#### DATASET EXCERPTS:
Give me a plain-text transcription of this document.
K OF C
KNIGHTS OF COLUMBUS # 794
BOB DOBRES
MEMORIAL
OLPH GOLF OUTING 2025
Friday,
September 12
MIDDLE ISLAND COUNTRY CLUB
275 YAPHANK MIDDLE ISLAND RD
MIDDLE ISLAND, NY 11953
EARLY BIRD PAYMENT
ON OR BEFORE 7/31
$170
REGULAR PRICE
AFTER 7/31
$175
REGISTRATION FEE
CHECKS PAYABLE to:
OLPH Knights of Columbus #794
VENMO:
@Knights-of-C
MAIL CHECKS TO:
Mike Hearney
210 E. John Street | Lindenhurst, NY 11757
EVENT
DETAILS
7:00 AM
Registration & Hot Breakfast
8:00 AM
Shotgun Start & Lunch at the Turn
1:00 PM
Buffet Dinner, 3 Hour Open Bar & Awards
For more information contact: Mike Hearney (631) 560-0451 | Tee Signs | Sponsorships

#### TASK OBJECTIVE:
Faithfully reproduce all of the records, character for character.

#### RESULT OF THE EXERCISE:
Give me a plain-text transcription of this document.
K OF C
KNIGHTS OF COLUMBUS # 794
BOB DOBRES
MEMORIAL
OLPH GOLF OUTING 2025
Friday,
September 12
MIDDLE ISLAND COUNTRY CLUB
275 YAPHANK MIDDLE ISLAND RD
MIDDLE ISLAND, NY 11953
EARLY BIRD PAYMENT
ON OR BEFORE 7/31
$170
REGULAR PRICE
AFTER 7/31
$175
REGISTRATION FEE
CHECKS PAYABLE to:
OLPH Knights of Columbus #794
VENMO:
@Knights-of-C
MAIL CHECKS TO:
Mike Hearney
210 E. John Street | Lindenhurst, NY 11757
EVENT
DETAILS
7:00 AM
Registration & Hot Breakfast
8:00 AM
Shotgun Start & Lunch at the Turn
1:00 PM
Buffet Dinner, 3 Hour Open Bar & Awards
For more information contact: Mike Hearney (631) 560-0451 | Tee Signs | Sponsorships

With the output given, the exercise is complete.